● EXCERPT TO READ:
Statement by the Chair of the IRRI Board of Trustees for the year ended 31 December 2019

2019 was a significant year with regards to the advancement of IRRI’s mandate of creating impact. The institute continues to pursue and strengthen relationships with governments and private sector partners around the world, taking the lead in strategic initiatives and supporting transformative innovations in both policy and technology. Research remains a core strength, as numerous projects in IRRI Headquarters, the South Asia Regional Centre in India, and the regions gain momentum and deliver key outputs. While the global financial situation continues to be challenging, enhanced management of resources and fiscal responsibility have led to the institute’s first net surplus in six years.

Financial highlights

IRRI continues to be the lead center for the CGIAR Research Program on Rice (RICE CRP), joined by the Africa Rice Center (AfricaRice), the International Center for Tropical Agriculture (CIAT), and over 600 other partners across the globe. RICE CRP aims to address nine  of the 17 United Nations Sustainable Development Goals (SDCs) and 26 of their 169 targets. The RICE CRP has been approved for operation through 2021.

Despite continued budget cuts in the CGIAR Fund in 2019, IRRI’s financial position remains stable, with total assets of USD 73.664 million compared with USD 83.829 million in 2018. The decrease of USD 10.165 million was balanced by a corresponding decrease in total liabilities and net assets. The liquidity and long-term stability indicators remained above CGIAR benchmarks. After six (6) consecutive years of losses, IRRI reported a net surplus of USD 1.187 million in 2019.

In 2019, IRRI’s grant portfolio was USD 63.791 million, which included USD 4.063 million of RICE CRP Windows 1 and 2 funds for the flagship expenses of our CGIAR partners, AfricaRice and CIAT. 

In 2018, the Institute's financial statements became fully compliant to International Financial Reporting Standards (IFRS) and are now aligned with international quality standards for financial reporting that are recognized inter alia by donors, the banking industry, partners, and potential collaborators. Further, compliance to this standard allows for comparability with other organizations and enhances the annual audit report.

Excellence in research

IRRI continues to advance cutting-edge research and research support for the benefit of its partner countries and the global scientific community. In November, the institute and its collaborators launched Asi@Connect RiceStats Database, a cloud-based resource for rice sector statistics and analysis. The platform, the first of its kind in Asia, consolidates socio-economic and other data from disaggregated local and international sources and provides an accessible one-stop reference for agricultural and social scientists, academia, policymakers, and other stakeholders.

● MATERIAL SUPPLIED:

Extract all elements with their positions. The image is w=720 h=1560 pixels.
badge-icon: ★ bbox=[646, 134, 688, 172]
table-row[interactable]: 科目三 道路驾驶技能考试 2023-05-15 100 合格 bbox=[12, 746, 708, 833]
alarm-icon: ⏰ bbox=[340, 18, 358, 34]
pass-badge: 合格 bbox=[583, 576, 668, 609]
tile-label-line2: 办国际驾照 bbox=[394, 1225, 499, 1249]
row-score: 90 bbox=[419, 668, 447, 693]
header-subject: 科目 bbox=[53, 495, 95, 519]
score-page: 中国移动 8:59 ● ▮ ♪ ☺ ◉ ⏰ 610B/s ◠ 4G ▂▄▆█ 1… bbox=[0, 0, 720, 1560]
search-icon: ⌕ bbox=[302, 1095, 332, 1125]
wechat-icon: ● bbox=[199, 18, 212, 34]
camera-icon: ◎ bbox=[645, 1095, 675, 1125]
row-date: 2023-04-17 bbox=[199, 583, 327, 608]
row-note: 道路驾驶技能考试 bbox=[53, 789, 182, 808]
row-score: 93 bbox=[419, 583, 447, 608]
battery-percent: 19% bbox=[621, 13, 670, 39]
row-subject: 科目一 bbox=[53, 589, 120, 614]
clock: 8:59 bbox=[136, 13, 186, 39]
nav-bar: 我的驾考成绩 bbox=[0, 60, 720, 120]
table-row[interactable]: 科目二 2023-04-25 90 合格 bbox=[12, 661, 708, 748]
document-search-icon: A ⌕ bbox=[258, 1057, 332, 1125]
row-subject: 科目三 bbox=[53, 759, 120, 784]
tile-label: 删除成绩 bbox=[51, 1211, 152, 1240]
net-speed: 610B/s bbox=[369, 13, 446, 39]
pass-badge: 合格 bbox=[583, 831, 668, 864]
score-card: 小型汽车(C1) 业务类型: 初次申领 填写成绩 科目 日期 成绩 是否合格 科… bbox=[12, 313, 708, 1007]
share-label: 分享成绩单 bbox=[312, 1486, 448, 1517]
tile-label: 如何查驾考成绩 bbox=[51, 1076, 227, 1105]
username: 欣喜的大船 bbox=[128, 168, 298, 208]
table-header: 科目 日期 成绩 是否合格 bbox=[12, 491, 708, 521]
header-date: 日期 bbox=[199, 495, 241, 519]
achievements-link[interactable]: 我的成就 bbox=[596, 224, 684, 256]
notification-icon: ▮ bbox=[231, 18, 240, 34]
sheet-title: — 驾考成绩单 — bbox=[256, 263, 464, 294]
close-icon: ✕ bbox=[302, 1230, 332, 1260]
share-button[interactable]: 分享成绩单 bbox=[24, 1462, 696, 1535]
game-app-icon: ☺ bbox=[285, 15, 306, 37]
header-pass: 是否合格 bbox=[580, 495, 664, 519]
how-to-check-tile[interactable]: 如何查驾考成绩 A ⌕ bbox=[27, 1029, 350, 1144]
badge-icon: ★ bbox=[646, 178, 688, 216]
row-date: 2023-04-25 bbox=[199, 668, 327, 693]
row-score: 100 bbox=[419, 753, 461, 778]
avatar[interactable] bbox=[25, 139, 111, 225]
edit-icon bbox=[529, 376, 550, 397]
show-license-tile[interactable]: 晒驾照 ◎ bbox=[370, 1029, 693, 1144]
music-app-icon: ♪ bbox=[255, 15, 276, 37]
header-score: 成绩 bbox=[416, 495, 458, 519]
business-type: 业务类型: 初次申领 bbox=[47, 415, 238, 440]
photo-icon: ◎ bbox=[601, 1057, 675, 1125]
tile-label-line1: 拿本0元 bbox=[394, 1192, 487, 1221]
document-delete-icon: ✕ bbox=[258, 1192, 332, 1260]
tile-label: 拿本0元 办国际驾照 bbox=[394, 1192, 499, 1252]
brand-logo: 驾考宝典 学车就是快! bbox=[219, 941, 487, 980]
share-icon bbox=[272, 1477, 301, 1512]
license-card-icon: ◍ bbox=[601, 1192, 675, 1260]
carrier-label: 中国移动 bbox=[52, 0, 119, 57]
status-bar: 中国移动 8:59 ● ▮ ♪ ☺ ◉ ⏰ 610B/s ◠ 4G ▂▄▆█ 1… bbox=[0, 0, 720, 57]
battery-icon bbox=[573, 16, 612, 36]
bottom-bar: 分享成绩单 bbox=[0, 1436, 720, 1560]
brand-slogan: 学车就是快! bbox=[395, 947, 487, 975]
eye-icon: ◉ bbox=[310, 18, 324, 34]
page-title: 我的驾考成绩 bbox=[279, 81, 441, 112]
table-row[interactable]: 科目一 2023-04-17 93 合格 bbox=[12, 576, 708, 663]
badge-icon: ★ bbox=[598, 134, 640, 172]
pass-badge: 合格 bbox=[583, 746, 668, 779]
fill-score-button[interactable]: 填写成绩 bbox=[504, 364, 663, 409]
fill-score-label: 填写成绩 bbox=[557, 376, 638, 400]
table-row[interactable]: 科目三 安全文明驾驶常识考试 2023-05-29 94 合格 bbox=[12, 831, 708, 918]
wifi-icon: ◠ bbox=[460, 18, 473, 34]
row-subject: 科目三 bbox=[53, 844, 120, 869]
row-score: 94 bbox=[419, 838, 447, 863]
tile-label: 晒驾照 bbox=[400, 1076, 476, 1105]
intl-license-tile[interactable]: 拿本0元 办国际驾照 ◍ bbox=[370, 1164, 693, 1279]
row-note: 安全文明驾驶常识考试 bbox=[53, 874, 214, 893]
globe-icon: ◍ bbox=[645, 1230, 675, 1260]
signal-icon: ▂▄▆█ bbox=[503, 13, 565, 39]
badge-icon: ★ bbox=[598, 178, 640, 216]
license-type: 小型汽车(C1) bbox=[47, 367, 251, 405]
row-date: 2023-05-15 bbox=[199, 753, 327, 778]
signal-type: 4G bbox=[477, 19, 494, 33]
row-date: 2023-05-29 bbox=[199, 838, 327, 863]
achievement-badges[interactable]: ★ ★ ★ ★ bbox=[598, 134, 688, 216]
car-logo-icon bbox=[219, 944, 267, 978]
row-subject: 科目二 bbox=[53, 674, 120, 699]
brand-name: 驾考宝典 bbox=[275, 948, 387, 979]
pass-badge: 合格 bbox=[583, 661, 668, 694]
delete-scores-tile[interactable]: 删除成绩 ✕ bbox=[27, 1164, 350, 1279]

● WORK TO COMPLETE:
**A)** Return, word for word, the part of the IRRI board chair's statement that opens with the words containing "IRRI continues to be" and closes with "million in 2019.".
**B)** Resume the IRRI board chair's statement after its last sentence and carry it on.
The data plays no part in this work.

● RESPONSES FOR EACH TASK:
**A)**
IRRI continues to be the lead center for the CGIAR Research Program on Rice (RICE CRP), joined by the Africa Rice Center (AfricaRice), the International Center for Tropical Agriculture (CIAT), and over 600 other partners across the globe. RICE CRP aims to address nine  of the 17 United Nations Sustainable Development Goals (SDCs) and 26 of their 169 targets. The RICE CRP has been approved for operation through 2021.

Despite continued budget cuts in the CGIAR Fund in 2019, IRRI’s financial position remains stable, with total assets of USD 73.664 million compared with USD 83.829 million in 2018. The decrease of USD 10.165 million was balanced by a corresponding decrease in total liabilities and net assets. The liquidity and long-term stability indicators remained above CGIAR benchmarks. After six (6) consecutive years of losses, IRRI reported a net surplus of USD 1.187 million in 2019.

**B)**
Our scientists are also opening up new fronts in the race against one of agriculture’s most implacable foes, bacterial blight. Published in Nature last October, IRRI and its partners in the Healthy Crops Research Consortium have been able to replicate, through genome editing, a tactic some rice varieties have against invading pathogens - starving the disease of the nutrients it needs to survive and spread. While research and trials are still ongoing, this pioneering and innovative approach has exciting possibilities down the road for broad-spectrum pathogen resistance, not just for rice but also for other crops such as wheat, corn, and cassava. 


The institute’s commitment to rigorous and world-class science is duly reflected in our recent accreditation by Excellence Through Stewardship, a global nonprofit that promotes universal standards for stewardship programs and quality management systems. While the audit period usually takes three years, IRRI was able to complete it in just two, a remarkable feat that attests to the expertise and dedication of our managers and scientists.

Partnerships for impact

In April, IRRI sat down with CGIAR sister centers WorldFish and the International Water Management Institute to sign a five-year agreement for research for development cooperation in enhancing rice-fish production systems in South and Southeast Asia. This new partnership, which builds on previous successful collaborations by the three institutes, is aligned with CGIAR plans to usher in a food systems revolution by 2030, and serves as a model for greater cooperation between centers in tackling multifaceted global challenges.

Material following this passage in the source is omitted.